▶ [What the exercise asks]:
Swap every "elements" in the entries below for "components", and reproduce the entries otherwise unchanged, leaving out the pictures.
■ ■ ■ ■ ■
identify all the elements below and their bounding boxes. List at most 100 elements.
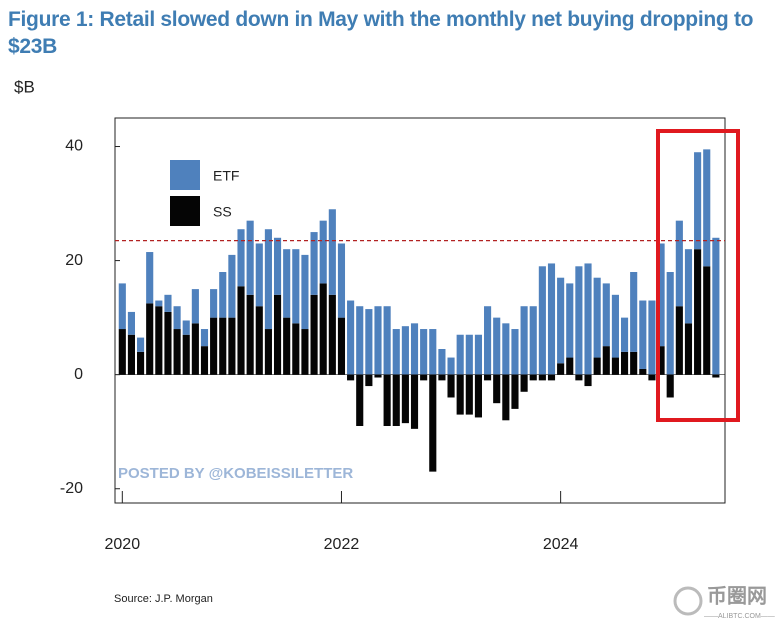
bar-segment [666, 374, 674, 398]
bar-segment [593, 277, 601, 358]
bar-segment [547, 263, 556, 375]
bar-segment [648, 300, 656, 375]
x-tick-label: 2020 [105, 536, 141, 553]
bar-segment [228, 254, 236, 318]
bar-segment [712, 374, 720, 378]
corner-logo-sub: ——ALIBTC.COM—— [704, 613, 775, 620]
bar-segment [529, 306, 537, 375]
bar-segment [465, 374, 473, 415]
bar-segment [356, 306, 364, 375]
bar-segment [347, 300, 355, 375]
bar-segment [502, 323, 510, 375]
x-tick-label: 2022 [324, 536, 360, 553]
bar-segment [365, 309, 373, 375]
corner-logo: 币圈网 [707, 584, 767, 607]
bar-segment [219, 317, 227, 375]
bar-segment [420, 329, 428, 375]
bar-segment [575, 374, 583, 381]
bar-segment [164, 311, 172, 375]
bar-segment [155, 306, 163, 375]
y-tick-label: -20 [60, 480, 83, 497]
bar-segment [237, 286, 245, 375]
bar-segment [602, 346, 610, 375]
bar-segment [566, 357, 574, 375]
bar-segment [712, 237, 720, 375]
bar-segment [630, 272, 638, 352]
bar-segment [593, 357, 601, 375]
bar-segment [255, 306, 263, 375]
bar-segment [657, 346, 665, 375]
bar-segment [392, 329, 400, 375]
bar-segment [273, 294, 282, 375]
bar-segment [484, 374, 492, 381]
bar-segment [273, 237, 282, 295]
bar-segment [447, 374, 455, 398]
source: Source: J.P. Morgan [114, 593, 213, 605]
bar-segment [465, 334, 473, 375]
bar-segment [666, 272, 674, 375]
bar-segment [703, 266, 711, 375]
bar-segment [146, 252, 154, 304]
bar-segment [694, 152, 702, 250]
bar-segment [392, 374, 400, 426]
bar-segment [538, 266, 546, 375]
bar-segment [502, 374, 510, 421]
bar-segment [283, 317, 291, 375]
plot-frame [114, 117, 726, 504]
bar-segment [447, 357, 455, 375]
bar-segment [520, 374, 528, 392]
bar-segment [557, 277, 565, 364]
bar-segment [474, 374, 483, 418]
bar-segment [173, 329, 181, 375]
bar-segment [210, 317, 218, 375]
bar-segment [538, 374, 546, 381]
bar-segment [155, 300, 163, 307]
bar-segment [137, 337, 145, 352]
bar-segment [328, 209, 336, 295]
bar-segment [547, 374, 556, 381]
bar-segment [611, 294, 619, 358]
bar-segment [620, 351, 629, 375]
bar-segment [127, 334, 135, 375]
bar-segment [639, 368, 647, 375]
bar-segment [255, 243, 263, 307]
legend-label: SS [213, 204, 232, 220]
bar-segment [246, 220, 254, 295]
bar-segment [173, 306, 181, 330]
bar-segment [137, 351, 145, 375]
bar-segment [410, 374, 419, 429]
bar-segment [648, 374, 656, 381]
bar-segment [575, 266, 583, 375]
bar-segment [703, 149, 711, 267]
bar-segment [584, 374, 592, 387]
bar-segment [566, 283, 574, 358]
bar-segment [657, 243, 665, 347]
bar-segment [684, 249, 693, 324]
bar-segment [210, 289, 218, 318]
bar-segment [146, 303, 154, 375]
bar-segment [191, 323, 199, 375]
bar-segment [520, 306, 528, 375]
bar-segment [319, 220, 327, 284]
legend-swatch [170, 196, 200, 226]
bar-segment [356, 374, 364, 426]
bar-segment [694, 249, 702, 375]
y-axis-label: $B [14, 77, 35, 96]
bar-segment [374, 374, 382, 378]
chart-title: Figure 1: Retail slowed down in May with… [8, 8, 754, 58]
bar-segment [118, 329, 126, 375]
bar-segment [493, 374, 501, 404]
bar-segment [182, 320, 190, 335]
bar-segment [228, 317, 236, 375]
bar-segment [283, 249, 291, 318]
bar-segment [264, 329, 272, 375]
bar-segment [164, 294, 172, 312]
bar-segment [584, 263, 592, 375]
bar-segment [429, 374, 437, 472]
bar-segment [611, 357, 619, 375]
bar-segment [127, 311, 135, 335]
watermark: POSTED BY @KOBEISSILETTER [118, 465, 353, 482]
bar-segment [337, 317, 346, 375]
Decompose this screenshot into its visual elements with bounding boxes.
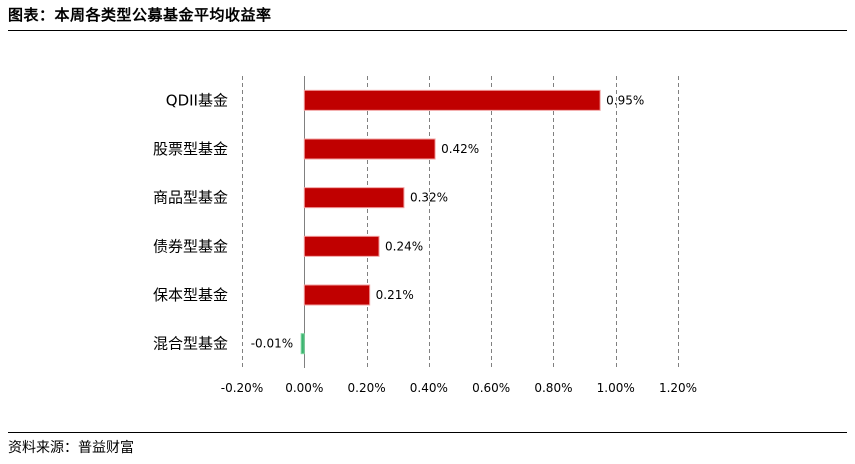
■ ■ ■ ■ ■
▶ [Written response]:
identify all the components below and their bounding boxes. List at most 100 components.
bar-segment [666, 374, 674, 398]
bar-segment [593, 277, 601, 358]
bar-segment [547, 263, 556, 375]
bar-segment [648, 300, 656, 375]
x-tick-label: 2020 [105, 536, 141, 553]
bar-segment [228, 254, 236, 318]
bar-segment [712, 374, 720, 378]
corner-logo-sub: ——ALIBTC.COM—— [704, 613, 775, 620]
bar-segment [529, 306, 537, 375]
bar-segment [465, 374, 473, 415]
bar-segment [356, 306, 364, 375]
bar-segment [347, 300, 355, 375]
bar-segment [502, 323, 510, 375]
x-tick-label: 2022 [324, 536, 360, 553]
bar-segment [365, 309, 373, 375]
corner-logo: 币圈网 [707, 584, 767, 607]
bar-segment [219, 317, 227, 375]
bar-segment [420, 329, 428, 375]
bar-segment [575, 374, 583, 381]
bar-segment [164, 311, 172, 375]
bar-segment [155, 306, 163, 375]
y-tick-label: -20 [60, 480, 83, 497]
bar-segment [237, 286, 245, 375]
bar-segment [602, 346, 610, 375]
bar-segment [566, 357, 574, 375]
bar-segment [712, 237, 720, 375]
bar-segment [630, 272, 638, 352]
bar-segment [593, 357, 601, 375]
bar-segment [255, 306, 263, 375]
bar-segment [657, 346, 665, 375]
bar-segment [392, 329, 400, 375]
bar-segment [273, 294, 282, 375]
bar-segment [484, 374, 492, 381]
bar-segment [273, 237, 282, 295]
bar-segment [447, 374, 455, 398]
source: Source: J.P. Morgan [114, 593, 213, 605]
bar-segment [465, 334, 473, 375]
bar-segment [666, 272, 674, 375]
bar-segment [703, 266, 711, 375]
bar-segment [146, 252, 154, 304]
bar-segment [694, 152, 702, 250]
bar-segment [392, 374, 400, 426]
bar-segment [538, 266, 546, 375]
bar-segment [502, 374, 510, 421]
bar-segment [283, 317, 291, 375]
plot-frame [114, 117, 726, 504]
bar-segment [447, 357, 455, 375]
bar-segment [520, 374, 528, 392]
bar-segment [557, 277, 565, 364]
bar-segment [474, 374, 483, 418]
bar-segment [173, 329, 181, 375]
bar-segment [210, 317, 218, 375]
bar-segment [538, 374, 546, 381]
bar-segment [155, 300, 163, 307]
bar-segment [137, 337, 145, 352]
bar-segment [328, 209, 336, 295]
bar-segment [547, 374, 556, 381]
bar-segment [611, 294, 619, 358]
bar-segment [620, 351, 629, 375]
bar-segment [127, 334, 135, 375]
bar-segment [639, 368, 647, 375]
bar-segment [255, 243, 263, 307]
legend-label: SS [213, 204, 232, 220]
bar-segment [246, 220, 254, 295]
bar-segment [173, 306, 181, 330]
bar-segment [137, 351, 145, 375]
bar-segment [410, 374, 419, 429]
bar-segment [648, 374, 656, 381]
bar-segment [575, 266, 583, 375]
bar-segment [703, 149, 711, 267]
bar-segment [584, 374, 592, 387]
bar-segment [566, 283, 574, 358]
bar-segment [657, 243, 665, 347]
bar-segment [684, 249, 693, 324]
bar-segment [210, 289, 218, 318]
bar-segment [146, 303, 154, 375]
bar-segment [191, 323, 199, 375]
bar-segment [520, 306, 528, 375]
bar-segment [319, 220, 327, 284]
legend-swatch [170, 196, 200, 226]
bar-segment [356, 374, 364, 426]
bar-segment [694, 249, 702, 375]
y-axis-label: $B [14, 77, 35, 96]
bar-segment [374, 374, 382, 378]
chart-title: Figure 1: Retail slowed down in May with… [8, 8, 754, 58]
bar-segment [118, 329, 126, 375]
bar-segment [493, 374, 501, 404]
bar-segment [182, 320, 190, 335]
bar-segment [228, 317, 236, 375]
bar-segment [283, 249, 291, 318]
bar-segment [264, 329, 272, 375]
bar-segment [164, 294, 172, 312]
bar-segment [584, 263, 592, 375]
bar-segment [429, 374, 437, 472]
bar-segment [611, 357, 619, 375]
bar-segment [127, 311, 135, 335]
watermark: POSTED BY @KOBEISSILETTER [118, 465, 353, 482]
bar-segment [337, 317, 346, 375]
Decompose this screenshot into its visual components with bounding boxes.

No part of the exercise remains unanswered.